** Quoted passage **
▽
So, yeah, there's time for questions if anyone has any. Otherwise, you get some of your day back. Yeah. Do we need the mic? In one of your first slides, you mentioned ButterFS. Does it require ButterFS or can you use it without it? You do not need ButterFS, no.
△
** To do **
[a] Can you reproduce the Q&A transcript word for word, beginning at the words that contain "So, yeah, there's" and stopping after "need ButterFS, no."?
[b] Could you write what comes next in the Q&A transcript about ButterFS, picking up right after its final line?
The records aren't needed for anything here.

** Items stored from a collection **
▽
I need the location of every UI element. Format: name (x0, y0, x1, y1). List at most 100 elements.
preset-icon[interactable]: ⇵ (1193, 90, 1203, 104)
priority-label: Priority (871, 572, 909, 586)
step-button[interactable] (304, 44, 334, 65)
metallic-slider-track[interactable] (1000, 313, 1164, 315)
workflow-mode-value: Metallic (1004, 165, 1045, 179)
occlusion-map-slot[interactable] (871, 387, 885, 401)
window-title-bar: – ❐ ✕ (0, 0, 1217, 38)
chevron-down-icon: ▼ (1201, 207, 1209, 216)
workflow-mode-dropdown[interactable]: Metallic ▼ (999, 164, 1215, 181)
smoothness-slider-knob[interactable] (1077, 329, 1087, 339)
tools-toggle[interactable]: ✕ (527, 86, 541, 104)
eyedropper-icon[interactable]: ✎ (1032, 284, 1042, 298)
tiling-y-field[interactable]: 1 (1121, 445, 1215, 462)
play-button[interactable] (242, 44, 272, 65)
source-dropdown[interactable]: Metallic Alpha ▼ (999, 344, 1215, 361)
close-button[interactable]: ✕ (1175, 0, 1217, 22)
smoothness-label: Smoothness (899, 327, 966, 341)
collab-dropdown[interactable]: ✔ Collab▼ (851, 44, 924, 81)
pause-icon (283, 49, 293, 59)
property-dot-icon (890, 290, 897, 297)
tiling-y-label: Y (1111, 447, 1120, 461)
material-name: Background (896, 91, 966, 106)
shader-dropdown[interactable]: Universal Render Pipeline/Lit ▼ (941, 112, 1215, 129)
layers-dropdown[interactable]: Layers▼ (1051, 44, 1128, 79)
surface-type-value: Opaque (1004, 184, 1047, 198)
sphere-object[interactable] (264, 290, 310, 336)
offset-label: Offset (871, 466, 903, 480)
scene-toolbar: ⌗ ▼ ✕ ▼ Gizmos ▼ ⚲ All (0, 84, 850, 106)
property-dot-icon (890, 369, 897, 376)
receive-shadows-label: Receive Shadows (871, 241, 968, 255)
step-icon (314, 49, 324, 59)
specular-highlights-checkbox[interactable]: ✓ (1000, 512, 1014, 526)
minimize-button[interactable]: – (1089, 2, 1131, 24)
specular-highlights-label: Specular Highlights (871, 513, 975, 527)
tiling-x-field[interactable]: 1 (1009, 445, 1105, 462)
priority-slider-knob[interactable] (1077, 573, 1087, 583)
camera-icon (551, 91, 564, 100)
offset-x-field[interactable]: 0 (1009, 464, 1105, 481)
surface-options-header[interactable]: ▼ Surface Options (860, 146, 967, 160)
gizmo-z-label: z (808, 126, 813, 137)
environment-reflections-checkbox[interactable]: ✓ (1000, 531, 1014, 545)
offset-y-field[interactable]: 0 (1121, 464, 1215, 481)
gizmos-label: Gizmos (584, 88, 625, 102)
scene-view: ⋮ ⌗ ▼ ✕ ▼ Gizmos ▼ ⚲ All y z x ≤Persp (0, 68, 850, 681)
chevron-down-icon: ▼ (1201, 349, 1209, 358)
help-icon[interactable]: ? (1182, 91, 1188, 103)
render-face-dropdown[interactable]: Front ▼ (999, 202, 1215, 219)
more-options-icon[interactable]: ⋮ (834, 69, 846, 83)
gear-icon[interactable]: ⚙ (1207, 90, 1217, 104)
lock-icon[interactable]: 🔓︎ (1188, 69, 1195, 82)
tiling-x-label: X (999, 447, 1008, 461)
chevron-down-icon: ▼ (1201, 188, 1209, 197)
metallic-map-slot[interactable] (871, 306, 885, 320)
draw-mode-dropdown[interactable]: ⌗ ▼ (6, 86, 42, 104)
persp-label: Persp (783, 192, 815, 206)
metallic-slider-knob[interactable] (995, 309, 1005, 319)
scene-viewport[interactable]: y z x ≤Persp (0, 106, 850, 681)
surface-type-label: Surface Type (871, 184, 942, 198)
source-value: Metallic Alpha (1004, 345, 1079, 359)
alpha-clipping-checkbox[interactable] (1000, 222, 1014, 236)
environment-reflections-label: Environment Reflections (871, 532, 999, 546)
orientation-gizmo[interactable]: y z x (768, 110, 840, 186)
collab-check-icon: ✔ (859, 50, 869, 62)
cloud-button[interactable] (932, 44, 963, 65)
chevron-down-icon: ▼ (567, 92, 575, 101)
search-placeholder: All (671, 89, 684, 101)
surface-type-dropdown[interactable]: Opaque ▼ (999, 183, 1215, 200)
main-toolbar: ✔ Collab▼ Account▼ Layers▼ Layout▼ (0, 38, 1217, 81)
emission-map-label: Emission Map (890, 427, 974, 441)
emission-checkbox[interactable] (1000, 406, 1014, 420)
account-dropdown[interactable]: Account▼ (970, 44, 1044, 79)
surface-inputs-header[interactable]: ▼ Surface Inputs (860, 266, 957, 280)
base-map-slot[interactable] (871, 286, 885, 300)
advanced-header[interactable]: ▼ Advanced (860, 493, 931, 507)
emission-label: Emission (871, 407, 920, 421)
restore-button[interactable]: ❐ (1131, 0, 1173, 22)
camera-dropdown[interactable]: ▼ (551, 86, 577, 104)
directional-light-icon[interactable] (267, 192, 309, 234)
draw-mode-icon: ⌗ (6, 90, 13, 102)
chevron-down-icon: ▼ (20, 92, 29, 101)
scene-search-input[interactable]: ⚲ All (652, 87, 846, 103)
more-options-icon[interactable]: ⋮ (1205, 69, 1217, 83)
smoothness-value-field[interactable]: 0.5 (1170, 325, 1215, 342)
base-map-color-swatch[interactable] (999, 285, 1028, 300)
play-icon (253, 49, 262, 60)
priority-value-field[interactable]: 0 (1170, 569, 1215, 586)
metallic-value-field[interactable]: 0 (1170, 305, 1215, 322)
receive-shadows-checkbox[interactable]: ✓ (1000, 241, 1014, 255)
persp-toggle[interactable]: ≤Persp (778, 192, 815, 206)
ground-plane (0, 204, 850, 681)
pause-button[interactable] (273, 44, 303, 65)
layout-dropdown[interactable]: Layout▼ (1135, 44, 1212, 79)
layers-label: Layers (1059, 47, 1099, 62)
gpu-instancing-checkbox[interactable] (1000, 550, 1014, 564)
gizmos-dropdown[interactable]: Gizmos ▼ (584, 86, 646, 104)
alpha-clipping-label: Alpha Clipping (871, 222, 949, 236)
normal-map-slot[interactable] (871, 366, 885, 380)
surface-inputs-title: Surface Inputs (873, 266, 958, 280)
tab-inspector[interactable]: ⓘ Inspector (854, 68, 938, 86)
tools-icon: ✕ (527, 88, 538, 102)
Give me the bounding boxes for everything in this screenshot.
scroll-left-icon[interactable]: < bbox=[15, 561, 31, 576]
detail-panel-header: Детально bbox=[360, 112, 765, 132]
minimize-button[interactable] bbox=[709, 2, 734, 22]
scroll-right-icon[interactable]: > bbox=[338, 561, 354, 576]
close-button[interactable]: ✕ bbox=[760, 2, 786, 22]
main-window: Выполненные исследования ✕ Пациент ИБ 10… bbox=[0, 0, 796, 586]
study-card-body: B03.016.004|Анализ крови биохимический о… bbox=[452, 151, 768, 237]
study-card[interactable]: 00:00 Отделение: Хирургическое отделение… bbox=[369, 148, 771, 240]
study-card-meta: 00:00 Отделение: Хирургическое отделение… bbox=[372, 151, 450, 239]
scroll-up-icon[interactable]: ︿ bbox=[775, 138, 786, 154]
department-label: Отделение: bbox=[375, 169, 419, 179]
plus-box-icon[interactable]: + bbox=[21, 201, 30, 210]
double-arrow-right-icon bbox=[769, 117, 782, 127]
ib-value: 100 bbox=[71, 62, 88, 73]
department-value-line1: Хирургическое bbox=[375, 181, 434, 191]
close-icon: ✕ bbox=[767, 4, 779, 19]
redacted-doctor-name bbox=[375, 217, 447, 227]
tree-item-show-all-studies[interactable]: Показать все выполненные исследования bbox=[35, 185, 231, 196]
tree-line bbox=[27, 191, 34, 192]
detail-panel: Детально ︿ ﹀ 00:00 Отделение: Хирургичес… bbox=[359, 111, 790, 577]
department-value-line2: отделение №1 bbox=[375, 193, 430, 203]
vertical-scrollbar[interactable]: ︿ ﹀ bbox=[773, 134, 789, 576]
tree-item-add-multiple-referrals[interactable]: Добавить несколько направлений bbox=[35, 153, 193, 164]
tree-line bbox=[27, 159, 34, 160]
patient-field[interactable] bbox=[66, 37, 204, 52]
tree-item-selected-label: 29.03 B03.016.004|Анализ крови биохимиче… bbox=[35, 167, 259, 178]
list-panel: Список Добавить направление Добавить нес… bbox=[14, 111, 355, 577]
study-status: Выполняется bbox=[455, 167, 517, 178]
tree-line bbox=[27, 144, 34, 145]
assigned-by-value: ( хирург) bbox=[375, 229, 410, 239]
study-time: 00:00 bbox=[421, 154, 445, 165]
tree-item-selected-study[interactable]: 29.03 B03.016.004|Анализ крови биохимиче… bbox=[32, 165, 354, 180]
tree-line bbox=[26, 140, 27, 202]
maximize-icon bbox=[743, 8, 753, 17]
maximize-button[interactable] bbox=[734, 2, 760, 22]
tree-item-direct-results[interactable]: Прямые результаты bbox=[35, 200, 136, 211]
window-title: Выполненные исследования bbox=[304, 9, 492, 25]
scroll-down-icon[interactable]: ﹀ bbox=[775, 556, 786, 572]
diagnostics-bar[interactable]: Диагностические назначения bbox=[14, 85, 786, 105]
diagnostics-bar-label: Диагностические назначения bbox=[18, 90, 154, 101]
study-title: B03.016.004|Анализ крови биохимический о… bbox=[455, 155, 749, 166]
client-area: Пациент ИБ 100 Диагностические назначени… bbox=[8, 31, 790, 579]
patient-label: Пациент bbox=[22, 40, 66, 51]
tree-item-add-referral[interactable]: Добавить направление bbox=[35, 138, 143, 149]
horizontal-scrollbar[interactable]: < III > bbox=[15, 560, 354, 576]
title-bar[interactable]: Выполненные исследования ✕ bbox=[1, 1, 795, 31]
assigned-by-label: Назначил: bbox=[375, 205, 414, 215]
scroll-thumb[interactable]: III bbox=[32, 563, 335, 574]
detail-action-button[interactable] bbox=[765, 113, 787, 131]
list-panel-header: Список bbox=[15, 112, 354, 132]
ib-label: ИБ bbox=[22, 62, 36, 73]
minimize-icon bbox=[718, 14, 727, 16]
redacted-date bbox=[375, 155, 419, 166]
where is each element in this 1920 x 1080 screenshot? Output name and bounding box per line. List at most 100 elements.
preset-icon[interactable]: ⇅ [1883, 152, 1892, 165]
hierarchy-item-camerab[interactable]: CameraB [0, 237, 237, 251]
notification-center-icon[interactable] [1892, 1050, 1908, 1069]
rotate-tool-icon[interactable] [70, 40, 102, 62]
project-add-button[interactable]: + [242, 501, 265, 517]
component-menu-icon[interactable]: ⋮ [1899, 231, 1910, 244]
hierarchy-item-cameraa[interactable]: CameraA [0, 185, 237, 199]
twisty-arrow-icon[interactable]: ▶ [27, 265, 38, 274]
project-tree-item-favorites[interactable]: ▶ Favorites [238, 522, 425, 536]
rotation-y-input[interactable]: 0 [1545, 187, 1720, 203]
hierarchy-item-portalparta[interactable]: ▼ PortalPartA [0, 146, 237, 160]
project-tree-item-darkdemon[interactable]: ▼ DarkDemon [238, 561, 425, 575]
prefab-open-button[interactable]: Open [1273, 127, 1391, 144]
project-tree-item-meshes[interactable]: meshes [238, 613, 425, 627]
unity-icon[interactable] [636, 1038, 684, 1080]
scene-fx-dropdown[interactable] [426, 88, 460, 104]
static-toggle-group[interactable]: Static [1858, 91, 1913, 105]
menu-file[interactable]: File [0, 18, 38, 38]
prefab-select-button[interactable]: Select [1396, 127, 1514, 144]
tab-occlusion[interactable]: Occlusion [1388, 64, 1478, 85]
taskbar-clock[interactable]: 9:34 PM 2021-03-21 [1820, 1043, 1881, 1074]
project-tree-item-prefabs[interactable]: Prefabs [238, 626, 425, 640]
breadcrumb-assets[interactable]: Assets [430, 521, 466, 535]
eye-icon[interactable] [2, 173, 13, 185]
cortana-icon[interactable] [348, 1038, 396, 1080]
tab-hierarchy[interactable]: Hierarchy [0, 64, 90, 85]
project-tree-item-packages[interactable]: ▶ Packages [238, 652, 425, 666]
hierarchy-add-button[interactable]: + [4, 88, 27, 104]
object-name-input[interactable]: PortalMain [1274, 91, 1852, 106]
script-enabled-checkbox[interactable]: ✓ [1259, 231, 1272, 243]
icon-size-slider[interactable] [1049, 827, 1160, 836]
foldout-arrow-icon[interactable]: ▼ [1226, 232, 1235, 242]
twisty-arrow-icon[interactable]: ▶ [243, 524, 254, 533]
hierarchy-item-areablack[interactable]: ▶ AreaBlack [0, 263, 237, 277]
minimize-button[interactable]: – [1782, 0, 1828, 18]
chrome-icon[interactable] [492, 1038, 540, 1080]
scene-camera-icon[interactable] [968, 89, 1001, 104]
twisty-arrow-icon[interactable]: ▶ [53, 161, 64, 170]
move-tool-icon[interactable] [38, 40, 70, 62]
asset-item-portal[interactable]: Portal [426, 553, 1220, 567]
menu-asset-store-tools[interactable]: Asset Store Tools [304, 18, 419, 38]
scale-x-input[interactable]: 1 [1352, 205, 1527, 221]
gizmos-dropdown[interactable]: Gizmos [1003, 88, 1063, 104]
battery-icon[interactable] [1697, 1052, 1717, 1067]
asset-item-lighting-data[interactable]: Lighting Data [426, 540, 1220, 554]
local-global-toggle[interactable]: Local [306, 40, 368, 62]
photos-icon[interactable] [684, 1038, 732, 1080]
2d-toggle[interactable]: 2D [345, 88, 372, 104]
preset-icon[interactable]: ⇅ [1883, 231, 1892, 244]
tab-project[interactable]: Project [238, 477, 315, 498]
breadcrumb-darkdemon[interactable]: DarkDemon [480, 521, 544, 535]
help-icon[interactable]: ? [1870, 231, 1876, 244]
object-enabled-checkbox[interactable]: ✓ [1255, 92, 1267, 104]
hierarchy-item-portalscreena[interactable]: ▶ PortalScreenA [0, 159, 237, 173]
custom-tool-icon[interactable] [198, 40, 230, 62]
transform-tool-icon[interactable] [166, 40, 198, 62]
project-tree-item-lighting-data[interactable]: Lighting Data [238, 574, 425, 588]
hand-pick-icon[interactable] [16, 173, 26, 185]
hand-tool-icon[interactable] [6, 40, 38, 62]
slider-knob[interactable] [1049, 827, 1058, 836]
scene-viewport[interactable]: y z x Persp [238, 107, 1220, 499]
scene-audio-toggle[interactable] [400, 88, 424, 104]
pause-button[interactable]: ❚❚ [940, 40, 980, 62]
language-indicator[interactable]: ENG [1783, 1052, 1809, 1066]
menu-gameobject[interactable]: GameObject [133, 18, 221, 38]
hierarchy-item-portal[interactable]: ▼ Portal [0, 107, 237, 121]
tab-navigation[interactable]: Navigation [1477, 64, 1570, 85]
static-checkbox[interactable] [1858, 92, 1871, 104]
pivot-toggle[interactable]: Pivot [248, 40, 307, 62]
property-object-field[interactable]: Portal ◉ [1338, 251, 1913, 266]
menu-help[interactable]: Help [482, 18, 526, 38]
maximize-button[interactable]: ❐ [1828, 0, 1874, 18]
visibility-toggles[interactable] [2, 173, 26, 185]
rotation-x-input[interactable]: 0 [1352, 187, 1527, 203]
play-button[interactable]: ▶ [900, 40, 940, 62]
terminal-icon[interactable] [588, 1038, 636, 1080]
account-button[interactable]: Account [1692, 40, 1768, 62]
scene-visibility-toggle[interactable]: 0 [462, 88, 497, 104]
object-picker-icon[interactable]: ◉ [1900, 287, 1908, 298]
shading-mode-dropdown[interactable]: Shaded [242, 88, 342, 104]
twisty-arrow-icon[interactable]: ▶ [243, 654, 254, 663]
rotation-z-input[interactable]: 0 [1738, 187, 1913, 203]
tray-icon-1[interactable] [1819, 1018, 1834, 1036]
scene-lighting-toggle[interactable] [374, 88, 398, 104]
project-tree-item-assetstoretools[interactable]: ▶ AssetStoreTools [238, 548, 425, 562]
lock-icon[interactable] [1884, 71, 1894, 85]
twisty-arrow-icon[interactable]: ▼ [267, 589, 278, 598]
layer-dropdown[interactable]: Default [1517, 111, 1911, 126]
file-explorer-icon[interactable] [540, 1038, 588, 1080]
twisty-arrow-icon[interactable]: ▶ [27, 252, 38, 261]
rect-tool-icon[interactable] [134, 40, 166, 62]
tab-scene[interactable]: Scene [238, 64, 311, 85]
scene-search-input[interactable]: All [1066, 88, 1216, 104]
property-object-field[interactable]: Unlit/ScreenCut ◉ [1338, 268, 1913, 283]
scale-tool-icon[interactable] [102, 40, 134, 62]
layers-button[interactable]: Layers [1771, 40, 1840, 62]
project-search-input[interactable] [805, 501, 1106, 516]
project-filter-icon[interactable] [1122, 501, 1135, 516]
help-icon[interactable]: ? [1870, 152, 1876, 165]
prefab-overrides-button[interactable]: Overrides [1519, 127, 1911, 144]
△
** Results in order **
[a]
So, yeah, there's time for questions if anyone has any. Otherwise, you get some of your day back. Yeah. Do we need the mic? In one of your first slides, you mentioned ButterFS. Does it require ButterFS or can you use it without it? You do not need ButterFS, no.

[b]
Yeah, it should be file system agnostic. Barring priority inversions that we've hit. Yeah, one of the interesting bugs was the mmap-sem thing. It puts processes into uninterruptible sleep under high memory pressure because it holds mmap-sem and tries to do
the read head thing. And even though oomD tries to kill it, it won't die because it's stuck doing IO. Which is kind of nasty. But I think it's been fixed, yeah. All right. Awesome.